Série d'exercices:
**A.** Modifiez le passage du manifeste qui va de « Des recherches récentes » jusqu'à « peur d'être impersonnels. » : recopiez-le en remplaçant « recherches récentes » par « études récentes ».
**B.** Mettez sous forme de tableau Markdown tout le listing, de son début jusqu'à la ligne contenant « - step-2: 2、Phonétique » incluse, sans les lignes vides. Utilisez une colonne « n° » pour le numéro de rang et une colonne « Ligne » pour la ligne elle-même.

Extrait de page:
==================================================
LE MANIFESTE DU VERITABLE PROGRAMMEUR
Il était une fois, au bon vieux temps (durant ce qu'on
appelle l'âge d'or de l'informatique) il était facile de
distinguer les HOMMES des JEUNOTS (la tradition les désigne
aussi respectivement par les dénominations de VÉRITABLES
et de VISAGES PÂLES). A cette époque, les VÉRITABLES
étaient ceux qui connaissaient la programmation des
ordinateurs, et les VISAGES PÂLES étaient ceux qui ne la
connaissaient pas. Les VÉRITABLES préféraient
des mots comme "DO 10 I=1,10" ou encore « ABEND ».
Ils ne parlaient d'ailleurs qu'en majuscules. Le reste du monde
disait des choses du genre « Les ordinateurs sont trop
compliqués pour moi » ou bien encore « Les
ordinateurs ne me disent rien, ils sont trop impersonnels ».
Des recherches récentes ont d'ailleurs montré que les
VÉRITABLES n'ont besoin de rien dire à personne, et
qu'en plus ils n'ont pas peur d'être impersonnels.
Cependant,
comme toujours, les choses évoluent. Nous sommes dans un monde
où les braves mêmes peuvent disposer d'un ordinateur
dans leur four à micro-ondes, où les gosses de 12 ans
peuvent ridiculiser un VÉRITABLE aux ASTEROIDS ou au PacMan,
et où n'importe qui peut acheter et même comprendre son
propre ordinateur personnel. Les VÉRITABLES risquent fortement
l'extinction, sous la concurrence des lycéens avec leurs
Macintosh.
Il est donc clairement urgent de mettre en
évidence les différences entre un lycéen joueur
de PACMAN typique et un VÉRITABLE. En soulignant cette
différence, nous montrons ainsi à des gosses un modèle
à suivre, une aspiration de perfection, une figure paternelle.
==================================================
Données fournies:
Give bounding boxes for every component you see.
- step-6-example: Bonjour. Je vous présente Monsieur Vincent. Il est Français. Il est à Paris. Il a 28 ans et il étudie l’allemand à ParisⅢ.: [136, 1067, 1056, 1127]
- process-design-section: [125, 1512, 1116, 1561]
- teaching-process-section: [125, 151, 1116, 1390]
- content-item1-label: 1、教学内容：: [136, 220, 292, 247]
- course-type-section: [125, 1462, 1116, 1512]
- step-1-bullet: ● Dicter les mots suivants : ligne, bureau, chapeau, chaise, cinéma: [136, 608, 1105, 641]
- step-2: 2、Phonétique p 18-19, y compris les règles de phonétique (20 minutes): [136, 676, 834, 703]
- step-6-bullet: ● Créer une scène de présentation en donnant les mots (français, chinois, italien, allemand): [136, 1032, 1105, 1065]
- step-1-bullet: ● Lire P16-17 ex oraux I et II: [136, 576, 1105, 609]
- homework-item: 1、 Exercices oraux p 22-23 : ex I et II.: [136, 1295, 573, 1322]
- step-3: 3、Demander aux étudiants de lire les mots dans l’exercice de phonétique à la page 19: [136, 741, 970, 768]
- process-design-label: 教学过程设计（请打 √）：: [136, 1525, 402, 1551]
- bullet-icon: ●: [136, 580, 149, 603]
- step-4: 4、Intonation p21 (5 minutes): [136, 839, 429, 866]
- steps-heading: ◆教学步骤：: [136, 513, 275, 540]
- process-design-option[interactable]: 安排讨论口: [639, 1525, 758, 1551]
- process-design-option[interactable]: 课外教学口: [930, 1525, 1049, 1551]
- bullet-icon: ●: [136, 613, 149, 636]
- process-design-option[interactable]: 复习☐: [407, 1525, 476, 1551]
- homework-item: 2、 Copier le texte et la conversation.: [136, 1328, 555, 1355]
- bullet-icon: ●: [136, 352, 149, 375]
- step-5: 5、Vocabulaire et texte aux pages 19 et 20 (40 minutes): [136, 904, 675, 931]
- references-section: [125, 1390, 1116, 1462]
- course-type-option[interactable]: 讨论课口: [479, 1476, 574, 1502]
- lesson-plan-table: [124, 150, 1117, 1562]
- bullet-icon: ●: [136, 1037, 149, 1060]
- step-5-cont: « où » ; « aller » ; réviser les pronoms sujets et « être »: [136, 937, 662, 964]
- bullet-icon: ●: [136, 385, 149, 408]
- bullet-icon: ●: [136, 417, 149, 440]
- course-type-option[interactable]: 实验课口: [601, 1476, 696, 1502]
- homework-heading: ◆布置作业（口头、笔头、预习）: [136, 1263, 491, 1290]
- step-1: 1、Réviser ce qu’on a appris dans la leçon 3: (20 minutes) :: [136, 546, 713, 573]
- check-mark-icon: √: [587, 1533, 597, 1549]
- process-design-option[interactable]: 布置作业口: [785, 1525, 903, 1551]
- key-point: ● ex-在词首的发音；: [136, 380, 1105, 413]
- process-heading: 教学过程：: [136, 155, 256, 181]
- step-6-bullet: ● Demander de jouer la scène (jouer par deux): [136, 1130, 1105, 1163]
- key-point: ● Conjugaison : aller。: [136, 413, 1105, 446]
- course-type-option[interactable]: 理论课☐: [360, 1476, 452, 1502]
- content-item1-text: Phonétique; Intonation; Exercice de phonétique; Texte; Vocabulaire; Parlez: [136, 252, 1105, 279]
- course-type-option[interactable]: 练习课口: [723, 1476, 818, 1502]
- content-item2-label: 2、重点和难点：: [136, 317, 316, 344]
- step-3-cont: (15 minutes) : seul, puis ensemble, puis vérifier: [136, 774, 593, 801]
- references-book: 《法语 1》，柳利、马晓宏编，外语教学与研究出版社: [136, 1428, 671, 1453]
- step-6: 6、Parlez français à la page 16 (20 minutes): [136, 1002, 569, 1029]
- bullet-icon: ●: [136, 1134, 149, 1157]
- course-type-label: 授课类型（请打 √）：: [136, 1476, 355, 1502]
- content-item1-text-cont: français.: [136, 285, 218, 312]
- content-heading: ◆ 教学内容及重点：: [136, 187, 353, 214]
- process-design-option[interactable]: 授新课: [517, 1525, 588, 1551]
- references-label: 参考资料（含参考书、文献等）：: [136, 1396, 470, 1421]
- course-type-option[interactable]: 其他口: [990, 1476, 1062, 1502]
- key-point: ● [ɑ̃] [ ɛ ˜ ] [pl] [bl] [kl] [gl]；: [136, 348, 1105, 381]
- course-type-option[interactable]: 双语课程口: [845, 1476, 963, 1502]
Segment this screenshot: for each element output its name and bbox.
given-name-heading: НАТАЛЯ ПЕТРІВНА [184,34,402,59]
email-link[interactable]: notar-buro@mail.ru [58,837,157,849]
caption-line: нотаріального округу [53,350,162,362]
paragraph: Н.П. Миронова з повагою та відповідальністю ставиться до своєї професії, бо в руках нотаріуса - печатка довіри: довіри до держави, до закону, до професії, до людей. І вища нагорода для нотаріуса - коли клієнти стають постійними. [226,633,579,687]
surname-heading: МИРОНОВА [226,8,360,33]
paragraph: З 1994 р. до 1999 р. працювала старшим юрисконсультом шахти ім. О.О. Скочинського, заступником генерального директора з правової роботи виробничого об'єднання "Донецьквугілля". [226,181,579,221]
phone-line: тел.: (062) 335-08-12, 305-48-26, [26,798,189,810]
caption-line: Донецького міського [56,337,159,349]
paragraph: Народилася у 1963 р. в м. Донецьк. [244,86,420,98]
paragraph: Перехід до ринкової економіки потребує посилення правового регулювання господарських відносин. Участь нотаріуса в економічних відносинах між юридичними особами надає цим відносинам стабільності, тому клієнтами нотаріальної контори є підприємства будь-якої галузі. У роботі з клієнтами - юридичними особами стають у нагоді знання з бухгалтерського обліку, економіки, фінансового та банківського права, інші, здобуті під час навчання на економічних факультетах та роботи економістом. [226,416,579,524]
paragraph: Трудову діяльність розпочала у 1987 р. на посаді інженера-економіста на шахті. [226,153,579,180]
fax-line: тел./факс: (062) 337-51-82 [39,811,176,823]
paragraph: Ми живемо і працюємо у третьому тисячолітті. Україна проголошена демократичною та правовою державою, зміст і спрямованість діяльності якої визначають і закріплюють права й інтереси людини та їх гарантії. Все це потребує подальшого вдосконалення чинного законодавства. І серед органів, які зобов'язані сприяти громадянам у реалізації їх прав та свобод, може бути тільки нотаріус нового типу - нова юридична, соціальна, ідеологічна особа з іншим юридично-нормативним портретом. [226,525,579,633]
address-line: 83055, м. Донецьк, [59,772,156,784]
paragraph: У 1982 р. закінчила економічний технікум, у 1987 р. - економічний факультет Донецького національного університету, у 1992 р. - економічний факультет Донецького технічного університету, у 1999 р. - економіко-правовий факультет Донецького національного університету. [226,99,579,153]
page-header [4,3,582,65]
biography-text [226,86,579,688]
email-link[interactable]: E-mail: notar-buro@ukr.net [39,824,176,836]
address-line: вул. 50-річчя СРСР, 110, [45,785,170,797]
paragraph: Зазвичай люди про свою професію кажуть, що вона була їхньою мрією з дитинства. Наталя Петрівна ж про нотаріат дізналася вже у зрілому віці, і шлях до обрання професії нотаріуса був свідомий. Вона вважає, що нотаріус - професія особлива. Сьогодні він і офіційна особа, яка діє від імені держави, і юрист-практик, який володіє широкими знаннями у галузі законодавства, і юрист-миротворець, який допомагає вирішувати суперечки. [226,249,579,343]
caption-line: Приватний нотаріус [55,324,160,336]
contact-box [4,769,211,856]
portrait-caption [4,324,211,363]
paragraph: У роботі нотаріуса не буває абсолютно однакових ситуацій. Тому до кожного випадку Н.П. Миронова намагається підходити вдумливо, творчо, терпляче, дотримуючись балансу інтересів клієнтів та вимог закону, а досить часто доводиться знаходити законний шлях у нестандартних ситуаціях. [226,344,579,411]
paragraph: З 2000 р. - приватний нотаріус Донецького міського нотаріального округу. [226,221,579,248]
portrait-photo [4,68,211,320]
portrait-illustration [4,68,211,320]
==================================================
Réponses aux exercices:
**A.**
Des études récentes ont d'ailleurs montré que les
VÉRITABLES n'ont besoin de rien dire à personne, et
qu'en plus ils n'ont pas peur d'être impersonnels.

**B.**
| n° | Ligne |
|---|---|
| 1 | Give bounding boxes for every component you see. |
| 2 | - step-6-example: Bonjour. Je vous présente Monsieur Vincent. Il est Français. Il est à Paris. Il a 28 ans et il étudie l’allemand à ParisⅢ.: [136, 1067, 1056, 1127] |
| 3 | - process-design-section: [125, 1512, 1116, 1561] |
| 4 | - teaching-process-section: [125, 151, 1116, 1390] |
| 5 | - content-item1-label: 1、教学内容：: [136, 220, 292, 247] |
| 6 | - course-type-section: [125, 1462, 1116, 1512] |
| 7 | - step-1-bullet: ● Dicter les mots suivants : ligne, bureau, chapeau, chaise, cinéma: [136, 608, 1105, 641] |
| 8 | - step-2: 2、Phonétique p 18-19, y compris les règles de phonétique (20 minutes): [136, 676, 834, 703] |